▶ ENTRIES SUPPLIED
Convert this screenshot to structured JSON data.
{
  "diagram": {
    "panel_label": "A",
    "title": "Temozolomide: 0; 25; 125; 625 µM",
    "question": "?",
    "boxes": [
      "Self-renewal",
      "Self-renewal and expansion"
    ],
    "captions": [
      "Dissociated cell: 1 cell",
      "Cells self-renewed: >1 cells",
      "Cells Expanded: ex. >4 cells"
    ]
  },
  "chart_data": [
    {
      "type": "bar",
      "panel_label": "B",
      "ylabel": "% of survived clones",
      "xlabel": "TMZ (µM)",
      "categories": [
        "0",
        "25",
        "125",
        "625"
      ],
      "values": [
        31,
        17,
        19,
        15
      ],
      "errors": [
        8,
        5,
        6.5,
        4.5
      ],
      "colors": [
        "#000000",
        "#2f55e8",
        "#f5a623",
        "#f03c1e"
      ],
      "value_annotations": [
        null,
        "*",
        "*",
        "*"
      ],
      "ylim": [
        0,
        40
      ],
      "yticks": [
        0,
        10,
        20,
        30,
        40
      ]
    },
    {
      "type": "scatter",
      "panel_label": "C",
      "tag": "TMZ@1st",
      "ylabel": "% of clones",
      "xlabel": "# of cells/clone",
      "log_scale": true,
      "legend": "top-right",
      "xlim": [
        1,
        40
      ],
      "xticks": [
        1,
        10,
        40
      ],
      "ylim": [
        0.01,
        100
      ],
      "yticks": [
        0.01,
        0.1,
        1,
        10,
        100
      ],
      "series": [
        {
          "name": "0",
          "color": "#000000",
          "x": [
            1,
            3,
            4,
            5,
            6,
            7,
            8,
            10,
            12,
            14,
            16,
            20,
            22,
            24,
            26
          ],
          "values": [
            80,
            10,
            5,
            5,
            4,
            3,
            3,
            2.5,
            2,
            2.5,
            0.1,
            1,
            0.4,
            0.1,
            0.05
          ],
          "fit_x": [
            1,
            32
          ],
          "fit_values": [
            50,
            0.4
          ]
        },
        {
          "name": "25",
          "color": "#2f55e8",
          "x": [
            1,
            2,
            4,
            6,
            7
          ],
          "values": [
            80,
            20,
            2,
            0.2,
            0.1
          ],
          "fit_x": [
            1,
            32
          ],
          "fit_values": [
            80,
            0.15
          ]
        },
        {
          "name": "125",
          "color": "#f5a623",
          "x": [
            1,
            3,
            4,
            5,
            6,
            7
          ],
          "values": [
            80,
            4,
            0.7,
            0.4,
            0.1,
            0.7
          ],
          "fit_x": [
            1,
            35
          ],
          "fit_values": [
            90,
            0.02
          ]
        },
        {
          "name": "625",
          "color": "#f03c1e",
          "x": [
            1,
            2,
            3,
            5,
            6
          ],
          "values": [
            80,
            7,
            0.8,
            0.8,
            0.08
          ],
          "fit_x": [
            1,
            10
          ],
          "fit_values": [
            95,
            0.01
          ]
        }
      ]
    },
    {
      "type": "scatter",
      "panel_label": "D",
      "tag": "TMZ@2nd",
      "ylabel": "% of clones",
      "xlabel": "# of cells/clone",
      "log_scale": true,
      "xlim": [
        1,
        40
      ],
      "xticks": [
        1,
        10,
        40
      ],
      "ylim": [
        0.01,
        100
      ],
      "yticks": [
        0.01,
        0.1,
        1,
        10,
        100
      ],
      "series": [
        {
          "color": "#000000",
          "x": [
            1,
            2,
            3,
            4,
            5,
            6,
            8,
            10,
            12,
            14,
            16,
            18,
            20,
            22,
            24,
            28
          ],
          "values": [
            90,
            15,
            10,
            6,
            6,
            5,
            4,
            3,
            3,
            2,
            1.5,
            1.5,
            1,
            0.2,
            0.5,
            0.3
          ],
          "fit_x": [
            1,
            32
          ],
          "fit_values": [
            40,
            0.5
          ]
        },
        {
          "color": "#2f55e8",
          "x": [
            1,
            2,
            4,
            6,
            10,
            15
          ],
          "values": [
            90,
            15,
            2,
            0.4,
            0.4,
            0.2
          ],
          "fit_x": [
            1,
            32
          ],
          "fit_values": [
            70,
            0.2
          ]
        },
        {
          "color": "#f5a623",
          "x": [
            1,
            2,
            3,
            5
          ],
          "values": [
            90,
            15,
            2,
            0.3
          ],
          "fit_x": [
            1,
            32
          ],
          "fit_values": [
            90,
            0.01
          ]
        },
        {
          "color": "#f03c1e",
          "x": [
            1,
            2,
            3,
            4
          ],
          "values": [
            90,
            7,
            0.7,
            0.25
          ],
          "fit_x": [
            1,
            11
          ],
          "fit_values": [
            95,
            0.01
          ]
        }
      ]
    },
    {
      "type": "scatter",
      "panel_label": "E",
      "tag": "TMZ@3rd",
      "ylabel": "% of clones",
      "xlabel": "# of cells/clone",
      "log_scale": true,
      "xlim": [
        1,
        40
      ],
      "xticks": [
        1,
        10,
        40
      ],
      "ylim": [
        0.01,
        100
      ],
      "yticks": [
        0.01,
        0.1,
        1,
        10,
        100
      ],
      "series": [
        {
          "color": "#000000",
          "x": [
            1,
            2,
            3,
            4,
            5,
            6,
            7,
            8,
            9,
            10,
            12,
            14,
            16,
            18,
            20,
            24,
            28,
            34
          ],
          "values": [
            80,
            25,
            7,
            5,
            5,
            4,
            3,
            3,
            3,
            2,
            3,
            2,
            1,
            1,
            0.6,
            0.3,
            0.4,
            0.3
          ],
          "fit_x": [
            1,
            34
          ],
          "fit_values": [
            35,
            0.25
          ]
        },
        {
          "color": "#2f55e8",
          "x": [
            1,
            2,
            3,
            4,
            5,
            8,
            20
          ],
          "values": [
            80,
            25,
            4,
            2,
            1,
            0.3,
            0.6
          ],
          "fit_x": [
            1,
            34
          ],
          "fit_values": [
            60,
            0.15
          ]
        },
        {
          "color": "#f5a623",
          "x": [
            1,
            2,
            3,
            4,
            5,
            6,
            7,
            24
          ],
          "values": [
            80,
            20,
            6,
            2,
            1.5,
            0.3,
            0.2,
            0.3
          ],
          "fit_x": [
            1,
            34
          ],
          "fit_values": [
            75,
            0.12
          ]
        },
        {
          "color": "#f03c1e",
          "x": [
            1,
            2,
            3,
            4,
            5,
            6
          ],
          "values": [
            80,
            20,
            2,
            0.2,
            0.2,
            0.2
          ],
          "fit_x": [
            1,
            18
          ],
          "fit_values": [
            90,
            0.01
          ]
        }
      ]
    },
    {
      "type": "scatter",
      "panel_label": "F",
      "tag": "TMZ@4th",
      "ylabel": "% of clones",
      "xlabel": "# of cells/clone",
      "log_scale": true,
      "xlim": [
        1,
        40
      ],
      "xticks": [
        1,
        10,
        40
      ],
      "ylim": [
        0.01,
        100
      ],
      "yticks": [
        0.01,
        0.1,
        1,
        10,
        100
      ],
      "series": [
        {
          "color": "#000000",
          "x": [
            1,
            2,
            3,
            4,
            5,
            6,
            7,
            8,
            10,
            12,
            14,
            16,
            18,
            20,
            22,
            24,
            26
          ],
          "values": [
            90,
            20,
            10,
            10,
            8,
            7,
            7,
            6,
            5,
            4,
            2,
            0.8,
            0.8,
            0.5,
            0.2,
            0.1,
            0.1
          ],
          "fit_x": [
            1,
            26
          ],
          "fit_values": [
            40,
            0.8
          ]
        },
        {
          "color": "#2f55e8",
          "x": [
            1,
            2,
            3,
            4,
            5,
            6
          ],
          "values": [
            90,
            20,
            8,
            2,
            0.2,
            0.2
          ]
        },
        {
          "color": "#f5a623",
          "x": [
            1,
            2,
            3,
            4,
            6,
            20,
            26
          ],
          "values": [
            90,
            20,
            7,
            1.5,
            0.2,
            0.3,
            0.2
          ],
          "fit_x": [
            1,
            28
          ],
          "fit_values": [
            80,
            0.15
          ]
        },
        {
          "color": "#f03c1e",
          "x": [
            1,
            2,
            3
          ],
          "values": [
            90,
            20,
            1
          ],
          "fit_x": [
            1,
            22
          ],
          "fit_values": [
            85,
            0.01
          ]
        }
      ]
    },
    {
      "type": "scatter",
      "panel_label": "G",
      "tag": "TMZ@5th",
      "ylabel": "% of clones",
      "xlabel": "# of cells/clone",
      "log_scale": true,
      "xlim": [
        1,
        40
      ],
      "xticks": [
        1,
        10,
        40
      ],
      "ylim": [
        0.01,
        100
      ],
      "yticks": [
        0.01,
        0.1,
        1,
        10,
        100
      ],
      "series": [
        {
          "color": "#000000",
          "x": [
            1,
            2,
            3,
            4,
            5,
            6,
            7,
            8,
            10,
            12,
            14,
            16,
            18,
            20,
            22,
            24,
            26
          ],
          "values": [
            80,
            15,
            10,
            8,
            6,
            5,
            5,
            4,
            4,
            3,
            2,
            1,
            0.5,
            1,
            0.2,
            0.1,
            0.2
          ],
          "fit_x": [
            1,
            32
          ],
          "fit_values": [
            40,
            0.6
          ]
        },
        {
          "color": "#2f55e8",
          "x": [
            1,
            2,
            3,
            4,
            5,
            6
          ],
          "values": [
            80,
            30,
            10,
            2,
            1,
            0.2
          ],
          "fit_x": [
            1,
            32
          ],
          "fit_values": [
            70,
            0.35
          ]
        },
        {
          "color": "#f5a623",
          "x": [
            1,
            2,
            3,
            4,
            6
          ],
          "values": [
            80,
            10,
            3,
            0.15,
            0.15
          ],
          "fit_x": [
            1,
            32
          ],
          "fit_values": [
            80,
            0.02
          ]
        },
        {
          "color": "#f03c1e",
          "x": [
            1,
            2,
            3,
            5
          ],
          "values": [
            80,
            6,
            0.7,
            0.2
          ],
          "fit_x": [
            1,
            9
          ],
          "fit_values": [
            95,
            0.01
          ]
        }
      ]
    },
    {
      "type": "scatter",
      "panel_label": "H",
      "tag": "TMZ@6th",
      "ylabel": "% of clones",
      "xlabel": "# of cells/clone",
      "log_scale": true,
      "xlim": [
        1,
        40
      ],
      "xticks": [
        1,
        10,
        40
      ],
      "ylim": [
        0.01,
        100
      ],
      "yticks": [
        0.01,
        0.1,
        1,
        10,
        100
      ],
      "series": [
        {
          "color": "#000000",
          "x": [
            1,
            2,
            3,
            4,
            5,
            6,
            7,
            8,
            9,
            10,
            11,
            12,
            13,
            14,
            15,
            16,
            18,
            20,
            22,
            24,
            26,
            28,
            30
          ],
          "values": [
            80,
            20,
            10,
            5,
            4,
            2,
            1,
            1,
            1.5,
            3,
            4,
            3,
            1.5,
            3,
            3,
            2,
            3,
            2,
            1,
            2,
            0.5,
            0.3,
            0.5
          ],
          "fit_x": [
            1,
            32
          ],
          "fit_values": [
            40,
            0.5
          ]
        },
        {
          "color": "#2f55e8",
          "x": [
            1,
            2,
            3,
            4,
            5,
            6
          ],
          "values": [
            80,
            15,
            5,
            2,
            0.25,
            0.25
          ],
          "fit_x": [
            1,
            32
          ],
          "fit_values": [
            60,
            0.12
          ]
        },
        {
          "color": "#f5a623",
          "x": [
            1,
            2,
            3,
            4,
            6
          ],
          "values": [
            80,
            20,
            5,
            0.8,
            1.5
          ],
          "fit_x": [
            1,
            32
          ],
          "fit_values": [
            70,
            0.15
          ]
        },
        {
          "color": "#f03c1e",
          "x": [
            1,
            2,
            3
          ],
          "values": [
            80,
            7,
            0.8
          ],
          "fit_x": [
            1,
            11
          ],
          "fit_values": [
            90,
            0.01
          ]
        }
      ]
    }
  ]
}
--
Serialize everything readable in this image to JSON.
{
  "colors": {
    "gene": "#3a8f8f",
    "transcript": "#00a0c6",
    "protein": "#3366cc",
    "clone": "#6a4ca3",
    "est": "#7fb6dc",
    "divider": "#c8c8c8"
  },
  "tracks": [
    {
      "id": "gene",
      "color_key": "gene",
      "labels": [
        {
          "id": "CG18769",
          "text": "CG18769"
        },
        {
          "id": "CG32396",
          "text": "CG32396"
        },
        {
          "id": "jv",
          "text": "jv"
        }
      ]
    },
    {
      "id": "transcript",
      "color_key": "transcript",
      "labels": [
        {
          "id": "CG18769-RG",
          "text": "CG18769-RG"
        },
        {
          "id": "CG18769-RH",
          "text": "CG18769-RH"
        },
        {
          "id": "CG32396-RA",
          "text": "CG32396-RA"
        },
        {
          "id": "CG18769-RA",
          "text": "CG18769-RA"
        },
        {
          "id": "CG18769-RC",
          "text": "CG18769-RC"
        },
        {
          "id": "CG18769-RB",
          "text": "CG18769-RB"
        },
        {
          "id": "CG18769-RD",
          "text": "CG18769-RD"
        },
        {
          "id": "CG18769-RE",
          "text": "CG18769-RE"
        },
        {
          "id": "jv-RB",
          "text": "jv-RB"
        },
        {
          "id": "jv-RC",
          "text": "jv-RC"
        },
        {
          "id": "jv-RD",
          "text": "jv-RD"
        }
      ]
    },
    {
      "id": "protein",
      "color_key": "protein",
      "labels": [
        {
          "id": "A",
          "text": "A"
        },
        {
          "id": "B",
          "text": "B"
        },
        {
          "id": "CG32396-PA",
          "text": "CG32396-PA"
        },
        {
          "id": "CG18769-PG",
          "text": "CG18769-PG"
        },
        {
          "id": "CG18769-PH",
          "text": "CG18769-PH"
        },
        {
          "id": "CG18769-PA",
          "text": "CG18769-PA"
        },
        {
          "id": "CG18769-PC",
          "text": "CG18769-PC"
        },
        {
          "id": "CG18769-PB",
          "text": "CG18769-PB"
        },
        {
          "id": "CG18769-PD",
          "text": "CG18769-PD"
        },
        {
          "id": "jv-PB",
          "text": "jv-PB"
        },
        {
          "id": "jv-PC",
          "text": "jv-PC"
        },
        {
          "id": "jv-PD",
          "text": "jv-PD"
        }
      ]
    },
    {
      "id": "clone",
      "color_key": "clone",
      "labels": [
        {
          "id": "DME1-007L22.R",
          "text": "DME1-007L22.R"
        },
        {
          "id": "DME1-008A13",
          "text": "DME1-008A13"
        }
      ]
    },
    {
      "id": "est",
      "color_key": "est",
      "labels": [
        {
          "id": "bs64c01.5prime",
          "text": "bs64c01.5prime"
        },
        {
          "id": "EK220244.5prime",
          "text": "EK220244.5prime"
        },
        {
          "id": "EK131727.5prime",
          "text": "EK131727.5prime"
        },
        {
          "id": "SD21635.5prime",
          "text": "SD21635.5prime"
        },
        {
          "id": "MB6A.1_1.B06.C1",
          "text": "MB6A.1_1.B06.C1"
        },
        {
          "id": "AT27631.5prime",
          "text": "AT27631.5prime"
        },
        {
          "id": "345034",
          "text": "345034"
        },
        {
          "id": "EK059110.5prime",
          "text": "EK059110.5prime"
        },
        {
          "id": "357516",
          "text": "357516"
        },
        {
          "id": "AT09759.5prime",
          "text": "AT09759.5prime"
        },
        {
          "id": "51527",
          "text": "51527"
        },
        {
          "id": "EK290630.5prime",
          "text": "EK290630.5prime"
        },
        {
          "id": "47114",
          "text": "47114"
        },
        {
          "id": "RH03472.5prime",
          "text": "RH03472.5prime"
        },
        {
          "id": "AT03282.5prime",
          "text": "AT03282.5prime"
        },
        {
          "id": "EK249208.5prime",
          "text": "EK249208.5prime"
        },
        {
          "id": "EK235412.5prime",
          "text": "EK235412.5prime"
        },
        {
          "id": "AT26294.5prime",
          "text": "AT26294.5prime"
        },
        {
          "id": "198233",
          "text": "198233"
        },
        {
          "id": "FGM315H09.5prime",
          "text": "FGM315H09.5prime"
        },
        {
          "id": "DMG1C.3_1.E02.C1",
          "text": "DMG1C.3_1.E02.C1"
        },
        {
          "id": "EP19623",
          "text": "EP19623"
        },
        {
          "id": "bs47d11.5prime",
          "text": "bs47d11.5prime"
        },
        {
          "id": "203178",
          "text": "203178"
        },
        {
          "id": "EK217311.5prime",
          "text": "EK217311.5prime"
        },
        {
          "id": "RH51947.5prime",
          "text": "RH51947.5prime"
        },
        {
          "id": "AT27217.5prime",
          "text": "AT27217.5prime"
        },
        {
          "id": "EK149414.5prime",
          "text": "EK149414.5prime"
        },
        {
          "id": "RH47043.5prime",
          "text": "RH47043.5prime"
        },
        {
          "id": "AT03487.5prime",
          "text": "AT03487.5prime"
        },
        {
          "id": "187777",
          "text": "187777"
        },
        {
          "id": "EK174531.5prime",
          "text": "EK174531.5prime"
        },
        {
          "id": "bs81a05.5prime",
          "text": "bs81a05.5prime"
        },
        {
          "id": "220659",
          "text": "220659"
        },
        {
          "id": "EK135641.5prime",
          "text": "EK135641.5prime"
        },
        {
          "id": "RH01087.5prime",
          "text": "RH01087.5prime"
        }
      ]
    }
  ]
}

▶ ASSIGNED TASK
Each line above with the string "JSON" should be reported in full.

▶ OUTPUT OF THE EXERCISE
Convert this screenshot to structured JSON data.
Serialize everything readable in this image to JSON.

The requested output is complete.